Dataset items
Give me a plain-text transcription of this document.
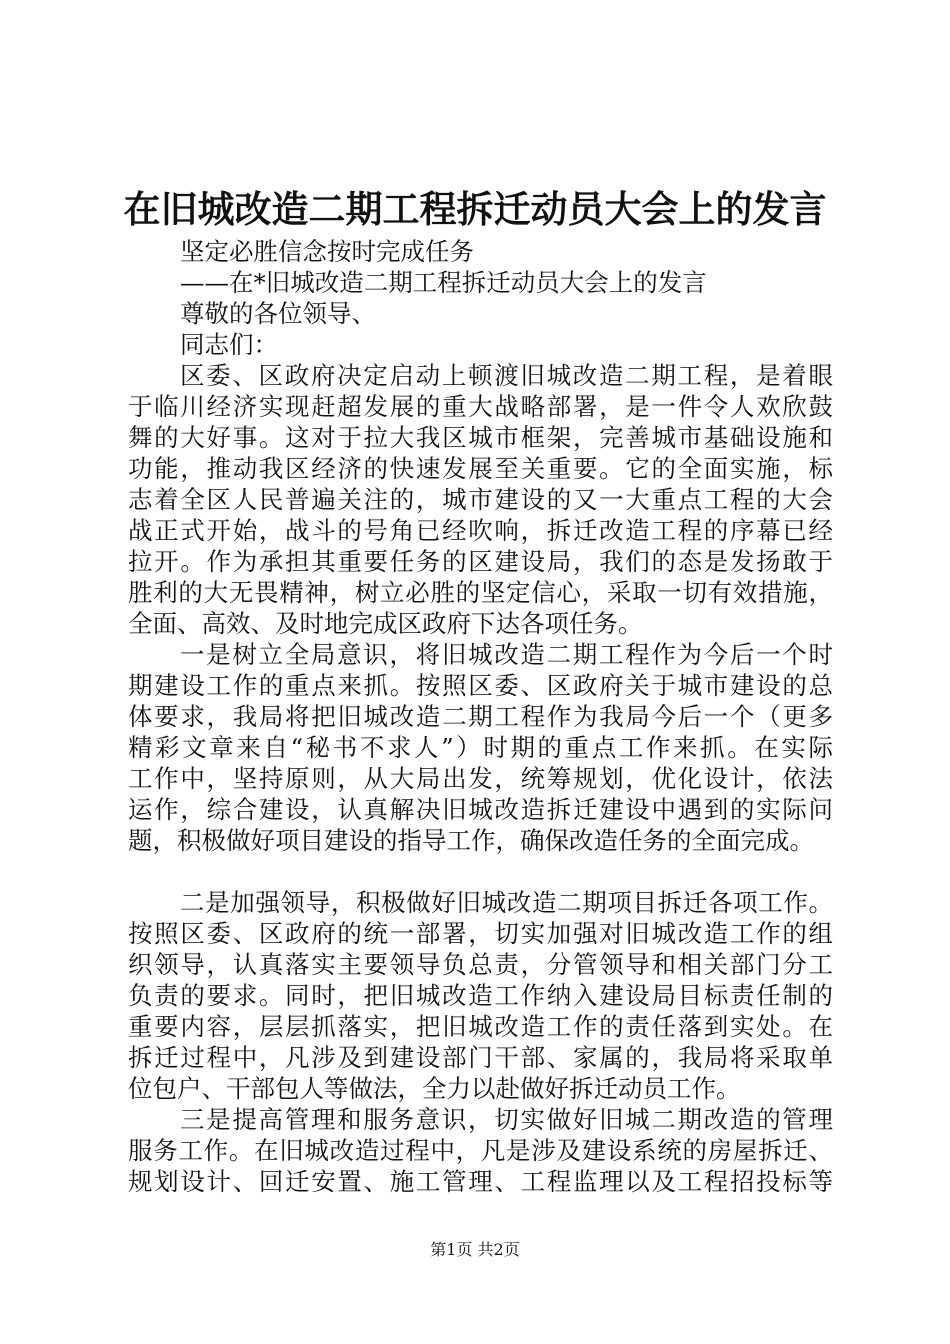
在旧城改造二期工程拆迁动员大会上的发言
坚定必胜信念按时完成任务
——在*旧城改造二期工程拆迁动员大会上的发言
尊敬的各位领导、
同志们：
区委、区政府决定启动上顿渡旧城改造二期工程，是着眼
于临川经济实现赶超发展的重大战略部署，是一件令人欢欣鼓
舞的大好事。这对于拉大我区城市框架，完善城市基础设施和
功能，推动我区经济的快速发展至关重要。它的全面实施，标
志着全区人民普遍关注的，城市建设的又一大重点工程的大会
战正式开始，战斗的号角已经吹响，拆迁改造工程的序幕已经
拉开。作为承担其重要任务的区建设局，我们的态是发扬敢于
胜利的大无畏精神，树立必胜的坚定信心，采取一切有效措施，
全面、高效、及时地完成区政府下达各项任务。
一是树立全局意识，将旧城改造二期工程作为今后一个时
期建设工作的重点来抓。按照区委、区政府关于城市建设的总
体要求，我局将把旧城改造二期工程作为我局今后一个（更多
精彩文章来自“秘书不求人”）时期的重点工作来抓。在实际
工作中，坚持原则，从大局出发，统筹规划，优化设计，依法
运作，综合建设，认真解决旧城改造拆迁建设中遇到的实际问
题，积极做好项目建设的指导工作，确保改造任务的全面完成。
二是加强领导，积极做好旧城改造二期项目拆迁各项工作。
按照区委、区政府的统一部署，切实加强对旧城改造工作的组
织领导，认真落实主要领导负总责，分管领导和相关部门分工
负责的要求。同时，把旧城改造工作纳入建设局目标责任制的
重要内容，层层抓落实，把旧城改造工作的责任落到实处。在
拆迁过程中，凡涉及到建设部门干部、家属的，我局将采取单
位包户、干部包人等做法，全力以赴做好拆迁动员工作。
三是提高管理和服务意识，切实做好旧城二期改造的管理
服务工作。在旧城改造过程中，凡是涉及建设系统的房屋拆迁、
规划设计、回迁安置、施工管理、工程监理以及工程招投标等
第1页 共2页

WORK TO BE COMPLETED:
Exclude the pictures and repeat every other part of the records word for word.

TASK ANSWER:
Give me a plain-text transcription of this document.
在旧城改造二期工程拆迁动员大会上的发言
坚定必胜信念按时完成任务
——在*旧城改造二期工程拆迁动员大会上的发言
尊敬的各位领导、
同志们：
区委、区政府决定启动上顿渡旧城改造二期工程，是着眼
于临川经济实现赶超发展的重大战略部署，是一件令人欢欣鼓
舞的大好事。这对于拉大我区城市框架，完善城市基础设施和
功能，推动我区经济的快速发展至关重要。它的全面实施，标
志着全区人民普遍关注的，城市建设的又一大重点工程的大会
战正式开始，战斗的号角已经吹响，拆迁改造工程的序幕已经
拉开。作为承担其重要任务的区建设局，我们的态是发扬敢于
胜利的大无畏精神，树立必胜的坚定信心，采取一切有效措施，
全面、高效、及时地完成区政府下达各项任务。
一是树立全局意识，将旧城改造二期工程作为今后一个时
期建设工作的重点来抓。按照区委、区政府关于城市建设的总
体要求，我局将把旧城改造二期工程作为我局今后一个（更多
精彩文章来自“秘书不求人”）时期的重点工作来抓。在实际
工作中，坚持原则，从大局出发，统筹规划，优化设计，依法
运作，综合建设，认真解决旧城改造拆迁建设中遇到的实际问
题，积极做好项目建设的指导工作，确保改造任务的全面完成。
二是加强领导，积极做好旧城改造二期项目拆迁各项工作。
按照区委、区政府的统一部署，切实加强对旧城改造工作的组
织领导，认真落实主要领导负总责，分管领导和相关部门分工
负责的要求。同时，把旧城改造工作纳入建设局目标责任制的
重要内容，层层抓落实，把旧城改造工作的责任落到实处。在
拆迁过程中，凡涉及到建设部门干部、家属的，我局将采取单
位包户、干部包人等做法，全力以赴做好拆迁动员工作。
三是提高管理和服务意识，切实做好旧城二期改造的管理
服务工作。在旧城改造过程中，凡是涉及建设系统的房屋拆迁、
规划设计、回迁安置、施工管理、工程监理以及工程招投标等
第1页 共2页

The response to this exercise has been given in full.